» **Problem to work on**
Extract the stretch of the items from the very first line through the line containing "part-310-bolt [659,246,685,299]", both ends included, and reproduce it verbatim.
==================================================
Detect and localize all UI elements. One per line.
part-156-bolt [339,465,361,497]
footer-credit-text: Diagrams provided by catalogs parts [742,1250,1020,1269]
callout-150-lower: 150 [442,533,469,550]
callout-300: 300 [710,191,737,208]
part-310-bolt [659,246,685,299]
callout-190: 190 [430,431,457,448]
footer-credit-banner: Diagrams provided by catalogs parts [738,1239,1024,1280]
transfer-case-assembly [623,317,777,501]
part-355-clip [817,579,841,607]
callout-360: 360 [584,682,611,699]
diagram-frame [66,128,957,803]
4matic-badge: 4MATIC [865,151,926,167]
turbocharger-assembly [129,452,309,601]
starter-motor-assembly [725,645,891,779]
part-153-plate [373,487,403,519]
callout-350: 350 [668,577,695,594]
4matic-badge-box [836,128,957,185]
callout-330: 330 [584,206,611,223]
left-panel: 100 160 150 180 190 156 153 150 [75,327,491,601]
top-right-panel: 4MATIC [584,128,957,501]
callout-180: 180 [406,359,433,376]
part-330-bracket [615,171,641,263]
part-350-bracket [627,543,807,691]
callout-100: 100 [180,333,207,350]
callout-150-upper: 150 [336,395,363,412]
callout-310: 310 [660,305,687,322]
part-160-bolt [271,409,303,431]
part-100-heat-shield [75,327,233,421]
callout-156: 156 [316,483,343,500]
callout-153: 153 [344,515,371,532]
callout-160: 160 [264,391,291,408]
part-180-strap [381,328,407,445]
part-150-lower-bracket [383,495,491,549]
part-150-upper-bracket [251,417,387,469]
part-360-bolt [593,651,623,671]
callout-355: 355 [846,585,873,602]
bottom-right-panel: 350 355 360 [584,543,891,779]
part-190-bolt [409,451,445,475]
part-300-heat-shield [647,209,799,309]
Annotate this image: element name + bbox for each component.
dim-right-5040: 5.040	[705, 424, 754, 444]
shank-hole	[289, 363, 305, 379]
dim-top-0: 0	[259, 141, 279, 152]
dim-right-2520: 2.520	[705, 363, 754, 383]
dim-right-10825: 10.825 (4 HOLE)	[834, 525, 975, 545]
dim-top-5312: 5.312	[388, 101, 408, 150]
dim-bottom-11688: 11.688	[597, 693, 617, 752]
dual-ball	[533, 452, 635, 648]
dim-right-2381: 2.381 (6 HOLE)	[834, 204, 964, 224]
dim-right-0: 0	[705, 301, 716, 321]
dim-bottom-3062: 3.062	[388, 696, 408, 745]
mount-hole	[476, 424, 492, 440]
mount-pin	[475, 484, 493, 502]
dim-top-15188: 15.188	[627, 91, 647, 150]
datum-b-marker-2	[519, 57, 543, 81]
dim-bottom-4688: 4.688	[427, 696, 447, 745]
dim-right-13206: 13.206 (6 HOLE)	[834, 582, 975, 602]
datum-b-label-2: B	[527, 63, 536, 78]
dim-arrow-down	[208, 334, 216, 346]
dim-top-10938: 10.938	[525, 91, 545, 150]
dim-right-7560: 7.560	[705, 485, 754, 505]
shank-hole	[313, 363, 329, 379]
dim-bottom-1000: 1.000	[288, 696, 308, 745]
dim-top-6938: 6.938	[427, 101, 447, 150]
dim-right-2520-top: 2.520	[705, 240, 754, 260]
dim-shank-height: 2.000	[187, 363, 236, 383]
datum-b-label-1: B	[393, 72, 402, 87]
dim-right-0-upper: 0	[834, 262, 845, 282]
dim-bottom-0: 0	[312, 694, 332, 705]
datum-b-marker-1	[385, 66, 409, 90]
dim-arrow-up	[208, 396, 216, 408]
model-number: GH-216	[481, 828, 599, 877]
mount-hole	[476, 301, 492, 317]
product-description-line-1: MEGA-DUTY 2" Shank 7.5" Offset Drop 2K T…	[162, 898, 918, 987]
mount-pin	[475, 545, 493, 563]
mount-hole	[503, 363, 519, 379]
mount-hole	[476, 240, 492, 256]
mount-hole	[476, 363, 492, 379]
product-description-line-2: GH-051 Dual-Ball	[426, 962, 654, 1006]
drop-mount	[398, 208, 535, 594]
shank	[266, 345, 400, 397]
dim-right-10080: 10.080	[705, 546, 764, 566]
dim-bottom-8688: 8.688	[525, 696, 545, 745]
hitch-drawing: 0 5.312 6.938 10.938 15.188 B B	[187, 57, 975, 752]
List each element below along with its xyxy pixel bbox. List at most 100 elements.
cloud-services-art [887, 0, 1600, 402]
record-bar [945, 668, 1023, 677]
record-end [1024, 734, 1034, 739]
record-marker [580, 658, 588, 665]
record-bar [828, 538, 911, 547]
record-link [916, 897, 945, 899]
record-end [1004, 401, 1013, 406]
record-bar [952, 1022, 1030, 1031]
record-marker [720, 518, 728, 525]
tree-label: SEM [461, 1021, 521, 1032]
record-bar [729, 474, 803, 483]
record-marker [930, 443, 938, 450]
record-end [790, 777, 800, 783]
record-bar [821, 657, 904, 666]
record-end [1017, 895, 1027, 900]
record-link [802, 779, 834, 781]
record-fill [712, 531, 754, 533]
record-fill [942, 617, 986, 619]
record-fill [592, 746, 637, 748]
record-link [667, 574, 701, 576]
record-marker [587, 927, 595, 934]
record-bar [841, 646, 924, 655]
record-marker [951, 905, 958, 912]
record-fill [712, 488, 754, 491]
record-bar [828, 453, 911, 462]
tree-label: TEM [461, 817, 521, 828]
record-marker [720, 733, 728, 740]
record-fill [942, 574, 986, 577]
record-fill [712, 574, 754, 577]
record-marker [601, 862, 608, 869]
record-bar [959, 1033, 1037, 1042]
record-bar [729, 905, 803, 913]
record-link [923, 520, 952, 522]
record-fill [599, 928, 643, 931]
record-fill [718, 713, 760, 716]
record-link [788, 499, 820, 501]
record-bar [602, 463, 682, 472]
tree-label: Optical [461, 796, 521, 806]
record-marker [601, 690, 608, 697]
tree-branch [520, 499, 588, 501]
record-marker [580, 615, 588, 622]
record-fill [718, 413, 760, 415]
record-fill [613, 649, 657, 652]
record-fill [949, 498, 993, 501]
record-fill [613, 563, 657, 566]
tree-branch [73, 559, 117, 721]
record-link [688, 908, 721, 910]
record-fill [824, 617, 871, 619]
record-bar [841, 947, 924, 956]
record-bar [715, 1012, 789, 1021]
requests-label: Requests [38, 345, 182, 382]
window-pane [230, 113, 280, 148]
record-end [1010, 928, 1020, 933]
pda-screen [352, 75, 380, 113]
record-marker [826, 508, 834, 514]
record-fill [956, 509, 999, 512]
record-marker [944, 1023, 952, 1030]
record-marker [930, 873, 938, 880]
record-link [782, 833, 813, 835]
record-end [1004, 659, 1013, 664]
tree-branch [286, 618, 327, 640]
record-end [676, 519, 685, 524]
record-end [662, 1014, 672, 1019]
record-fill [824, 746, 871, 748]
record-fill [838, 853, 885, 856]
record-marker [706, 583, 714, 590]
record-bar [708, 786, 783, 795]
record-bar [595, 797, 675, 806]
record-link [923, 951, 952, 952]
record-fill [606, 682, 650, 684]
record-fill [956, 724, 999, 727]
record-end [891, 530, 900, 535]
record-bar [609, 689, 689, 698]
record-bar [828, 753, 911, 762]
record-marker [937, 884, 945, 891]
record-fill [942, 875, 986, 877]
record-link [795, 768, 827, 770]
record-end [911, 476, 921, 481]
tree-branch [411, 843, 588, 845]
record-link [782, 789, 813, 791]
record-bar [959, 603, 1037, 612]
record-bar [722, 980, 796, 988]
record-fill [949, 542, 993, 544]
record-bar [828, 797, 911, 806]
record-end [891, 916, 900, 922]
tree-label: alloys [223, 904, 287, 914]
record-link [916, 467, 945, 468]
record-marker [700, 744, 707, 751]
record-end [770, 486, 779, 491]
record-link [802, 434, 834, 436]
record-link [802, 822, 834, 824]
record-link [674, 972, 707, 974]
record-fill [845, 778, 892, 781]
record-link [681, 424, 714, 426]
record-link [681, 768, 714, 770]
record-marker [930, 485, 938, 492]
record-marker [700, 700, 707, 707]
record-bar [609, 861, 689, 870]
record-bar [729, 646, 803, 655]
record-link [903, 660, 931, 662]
==================================================
» **The solution**
Detect and localize all UI elements. One per line.
part-156-bolt [339,465,361,497]
footer-credit-text: Diagrams provided by catalogs parts [742,1250,1020,1269]
callout-150-lower: 150 [442,533,469,550]
callout-300: 300 [710,191,737,208]
part-310-bolt [659,246,685,299]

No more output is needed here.